> _Written task_
Pictures stay out of your copy, but everything else in the records below must be repeated exactly.

--- Excerpted data ---

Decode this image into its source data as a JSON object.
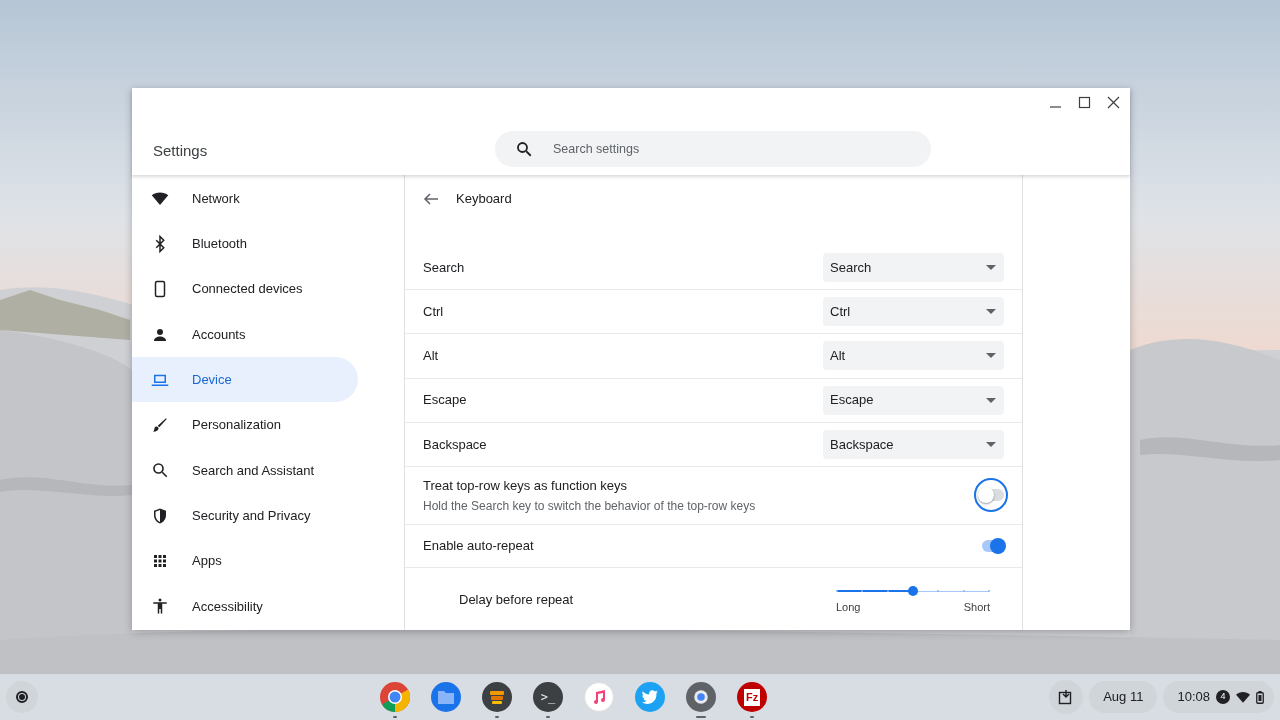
{
  "window": {
    "title": "Settings"
  },
  "search": {
    "placeholder": "Search settings"
  },
  "sidebar": {
    "items": [
      {
        "label": "Network",
        "kind": "wifi",
        "selected": false
      },
      {
        "label": "Bluetooth",
        "kind": "bluetooth",
        "selected": false
      },
      {
        "label": "Connected devices",
        "kind": "phone",
        "selected": false
      },
      {
        "label": "Accounts",
        "kind": "person",
        "selected": false
      },
      {
        "label": "Device",
        "kind": "laptop",
        "selected": true
      },
      {
        "label": "Personalization",
        "kind": "brush",
        "selected": false
      },
      {
        "label": "Search and Assistant",
        "kind": "search",
        "selected": false
      },
      {
        "label": "Security and Privacy",
        "kind": "shield",
        "selected": false
      },
      {
        "label": "Apps",
        "kind": "grid",
        "selected": false
      },
      {
        "label": "Accessibility",
        "kind": "accessibility",
        "selected": false
      }
    ]
  },
  "page": {
    "title": "Keyboard",
    "rows": [
      {
        "kind": "select",
        "label": "Search",
        "value": "Search"
      },
      {
        "kind": "select",
        "label": "Ctrl",
        "value": "Ctrl"
      },
      {
        "kind": "select",
        "label": "Alt",
        "value": "Alt"
      },
      {
        "kind": "select",
        "label": "Escape",
        "value": "Escape"
      },
      {
        "kind": "select",
        "label": "Backspace",
        "value": "Backspace"
      },
      {
        "kind": "toggle",
        "label": "Treat top-row keys as function keys",
        "description": "Hold the Search key to switch the behavior of the top-row keys",
        "on": false,
        "focused": true
      },
      {
        "kind": "toggle",
        "label": "Enable auto-repeat",
        "on": true,
        "focused": false
      },
      {
        "kind": "slider",
        "label": "Delay before repeat",
        "level": 0.5,
        "min_label": "Long",
        "max_label": "Short"
      }
    ]
  },
  "shelf": {
    "apps": [
      {
        "kind": "chrome",
        "running": true,
        "focused": false
      },
      {
        "kind": "files",
        "running": false,
        "focused": false
      },
      {
        "kind": "stack",
        "running": true,
        "focused": false
      },
      {
        "kind": "terminal",
        "label": ">_",
        "running": true,
        "focused": false
      },
      {
        "kind": "music",
        "running": false,
        "focused": false
      },
      {
        "kind": "bird",
        "running": false,
        "focused": false
      },
      {
        "kind": "settings",
        "running": true,
        "focused": true
      },
      {
        "kind": "filezilla",
        "label": "Fz",
        "running": true,
        "focused": false
      }
    ],
    "date": "Aug 11",
    "time": "10:08",
    "notifications": "4"
  }
}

---

> _Solution for this task_
Decode this image into its source data as a JSON object.
{
  "window": {
    "title": "Settings"
  },
  "search": {
    "placeholder": "Search settings"
  },
  "sidebar": {
    "items": [
      {
        "label": "Network",
        "kind": "wifi",
        "selected": false
      },
      {
        "label": "Bluetooth",
        "kind": "bluetooth",
        "selected": false
      },
      {
        "label": "Connected devices",
        "kind": "phone",
        "selected": false
      },
      {
        "label": "Accounts",
        "kind": "person",
        "selected": false
      },
      {
        "label": "Device",
        "kind": "laptop",
        "selected": true
      },
      {
        "label": "Personalization",
        "kind": "brush",
        "selected": false
      },
      {
        "label": "Search and Assistant",
        "kind": "search",
        "selected": false
      },
      {
        "label": "Security and Privacy",
        "kind": "shield",
        "selected": false
      },
      {
        "label": "Apps",
        "kind": "grid",
        "selected": false
      },
      {
        "label": "Accessibility",
        "kind": "accessibility",
        "selected": false
      }
    ]
  },
  "page": {
    "title": "Keyboard",
    "rows": [
      {
        "kind": "select",
        "label": "Search",
        "value": "Search"
      },
      {
        "kind": "select",
        "label": "Ctrl",
        "value": "Ctrl"
      },
      {
        "kind": "select",
        "label": "Alt",
        "value": "Alt"
      },
      {
        "kind": "select",
        "label": "Escape",
        "value": "Escape"
      },
      {
        "kind": "select",
        "label": "Backspace",
        "value": "Backspace"
      },
      {
        "kind": "toggle",
        "label": "Treat top-row keys as function keys",
        "description": "Hold the Search key to switch the behavior of the top-row keys",
        "on": false,
        "focused": true
      },
      {
        "kind": "toggle",
        "label": "Enable auto-repeat",
        "on": true,
        "focused": false
      },
      {
        "kind": "slider",
        "label": "Delay before repeat",
        "level": 0.5,
        "min_label": "Long",
        "max_label": "Short"
      }
    ]
  },
  "shelf": {
    "apps": [
      {
        "kind": "chrome",
        "running": true,
        "focused": false
      },
      {
        "kind": "files",
        "running": false,
        "focused": false
      },
      {
        "kind": "stack",
        "running": true,
        "focused": false
      },
      {
        "kind": "terminal",
        "label": ">_",
        "running": true,
        "focused": false
      },
      {
        "kind": "music",
        "running": false,
        "focused": false
      },
      {
        "kind": "bird",
        "running": false,
        "focused": false
      },
      {
        "kind": "settings",
        "running": true,
        "focused": true
      },
      {
        "kind": "filezilla",
        "label": "Fz",
        "running": true,
        "focused": false
      }
    ],
    "date": "Aug 11",
    "time": "10:08",
    "notifications": "4"
  }
}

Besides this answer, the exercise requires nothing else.